Stored items from a collection
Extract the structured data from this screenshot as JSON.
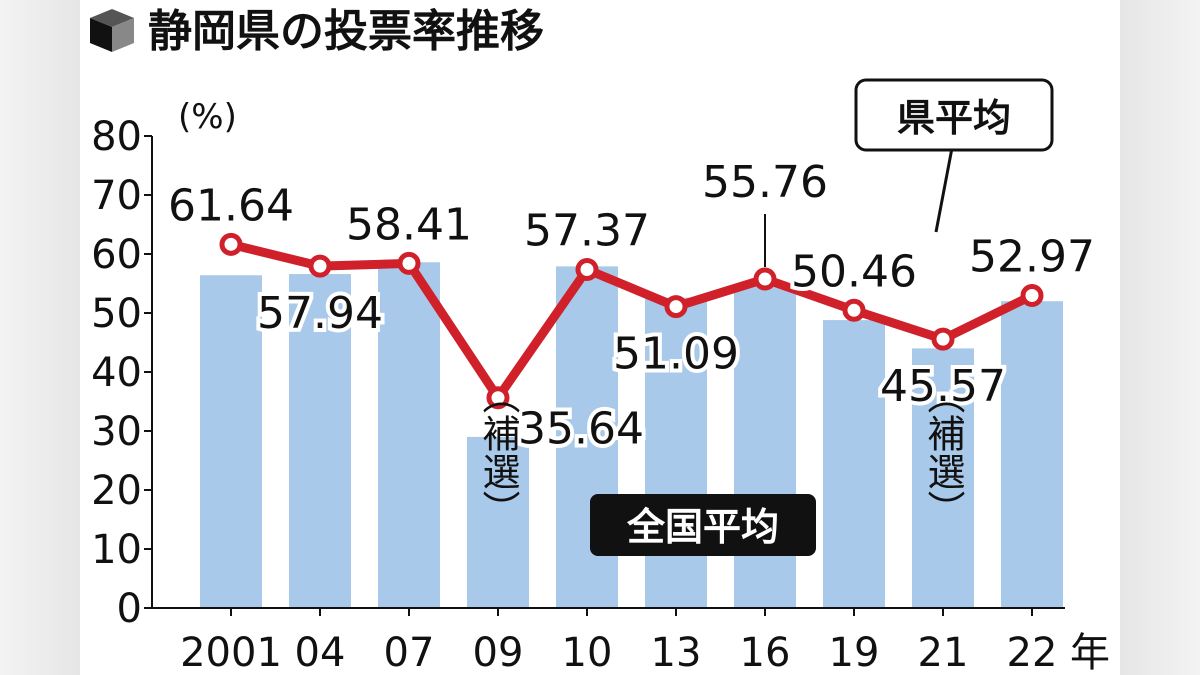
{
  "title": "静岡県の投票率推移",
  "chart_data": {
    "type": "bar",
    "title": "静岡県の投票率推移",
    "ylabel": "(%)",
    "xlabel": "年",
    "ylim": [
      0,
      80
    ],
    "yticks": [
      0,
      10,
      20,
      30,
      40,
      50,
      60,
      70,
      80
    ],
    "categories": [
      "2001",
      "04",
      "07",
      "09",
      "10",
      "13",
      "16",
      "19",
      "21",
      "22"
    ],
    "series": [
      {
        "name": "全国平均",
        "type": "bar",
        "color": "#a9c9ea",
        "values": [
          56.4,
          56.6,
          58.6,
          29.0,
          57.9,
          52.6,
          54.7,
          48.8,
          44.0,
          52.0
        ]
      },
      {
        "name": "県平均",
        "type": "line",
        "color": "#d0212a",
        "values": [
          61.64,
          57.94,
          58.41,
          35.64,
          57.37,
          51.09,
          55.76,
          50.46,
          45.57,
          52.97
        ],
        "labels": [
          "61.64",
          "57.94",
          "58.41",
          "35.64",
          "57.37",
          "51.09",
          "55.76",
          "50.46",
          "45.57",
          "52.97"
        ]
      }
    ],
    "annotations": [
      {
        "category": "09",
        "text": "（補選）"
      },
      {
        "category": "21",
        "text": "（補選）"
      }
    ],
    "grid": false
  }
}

...

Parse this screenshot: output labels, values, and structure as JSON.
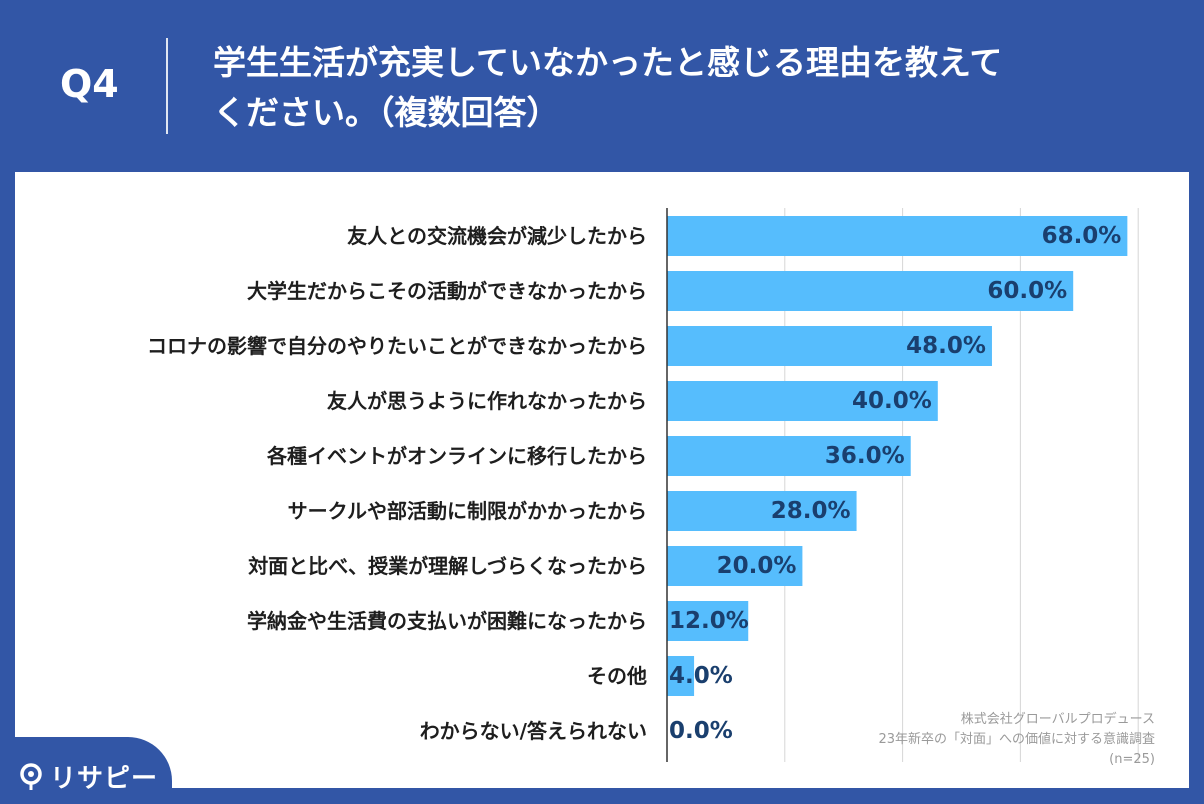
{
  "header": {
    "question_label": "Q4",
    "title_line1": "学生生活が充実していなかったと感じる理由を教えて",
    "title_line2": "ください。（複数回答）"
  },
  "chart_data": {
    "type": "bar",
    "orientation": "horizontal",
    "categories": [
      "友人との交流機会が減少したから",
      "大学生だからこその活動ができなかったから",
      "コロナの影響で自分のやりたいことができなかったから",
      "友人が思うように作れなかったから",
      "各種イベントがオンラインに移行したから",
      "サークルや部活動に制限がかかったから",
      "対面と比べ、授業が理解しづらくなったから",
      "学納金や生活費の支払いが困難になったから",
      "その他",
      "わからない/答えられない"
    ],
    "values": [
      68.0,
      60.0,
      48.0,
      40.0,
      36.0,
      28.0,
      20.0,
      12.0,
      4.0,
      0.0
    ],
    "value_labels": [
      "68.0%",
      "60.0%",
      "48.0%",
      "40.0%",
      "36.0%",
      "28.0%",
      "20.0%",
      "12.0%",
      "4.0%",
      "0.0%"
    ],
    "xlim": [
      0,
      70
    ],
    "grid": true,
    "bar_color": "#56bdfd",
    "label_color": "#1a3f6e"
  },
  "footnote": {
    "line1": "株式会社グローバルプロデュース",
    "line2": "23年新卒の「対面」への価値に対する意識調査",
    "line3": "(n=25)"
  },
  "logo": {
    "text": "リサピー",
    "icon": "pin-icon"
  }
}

---

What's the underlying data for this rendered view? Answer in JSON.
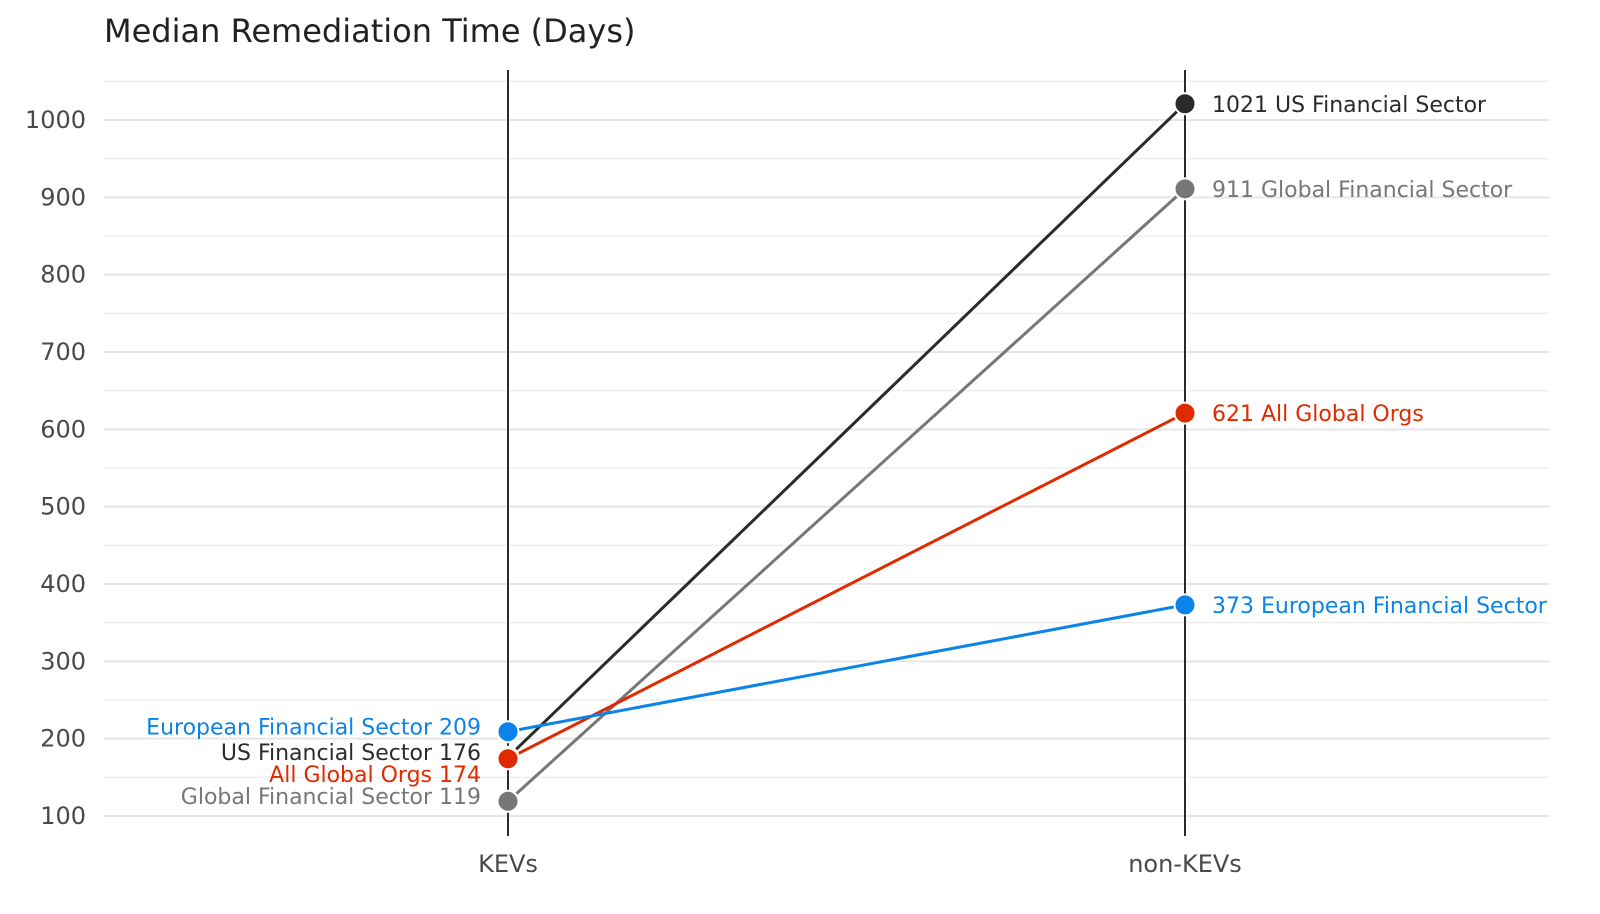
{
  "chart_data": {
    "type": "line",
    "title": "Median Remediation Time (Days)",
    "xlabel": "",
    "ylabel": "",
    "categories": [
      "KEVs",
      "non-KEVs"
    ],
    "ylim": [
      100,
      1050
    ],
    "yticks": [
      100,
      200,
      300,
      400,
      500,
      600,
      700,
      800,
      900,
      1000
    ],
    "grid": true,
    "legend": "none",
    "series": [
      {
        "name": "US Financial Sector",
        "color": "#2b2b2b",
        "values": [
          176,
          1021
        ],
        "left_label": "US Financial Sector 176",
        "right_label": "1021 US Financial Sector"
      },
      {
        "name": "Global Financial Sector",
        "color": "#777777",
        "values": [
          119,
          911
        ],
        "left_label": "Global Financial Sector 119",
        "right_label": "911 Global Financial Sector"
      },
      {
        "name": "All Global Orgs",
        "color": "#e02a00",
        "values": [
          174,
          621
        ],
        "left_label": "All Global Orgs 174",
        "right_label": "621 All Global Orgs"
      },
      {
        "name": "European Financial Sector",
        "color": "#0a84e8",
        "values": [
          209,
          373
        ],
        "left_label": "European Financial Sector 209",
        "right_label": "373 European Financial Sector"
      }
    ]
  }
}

#### OBJECTIVE
Go through the listing above and return every line where the word "screenshot" occurs.

#### ANSWER IN FULL
Extract the structured data from this screenshot as JSON.
Parse this screenshot: output labels, values, and structure as JSON.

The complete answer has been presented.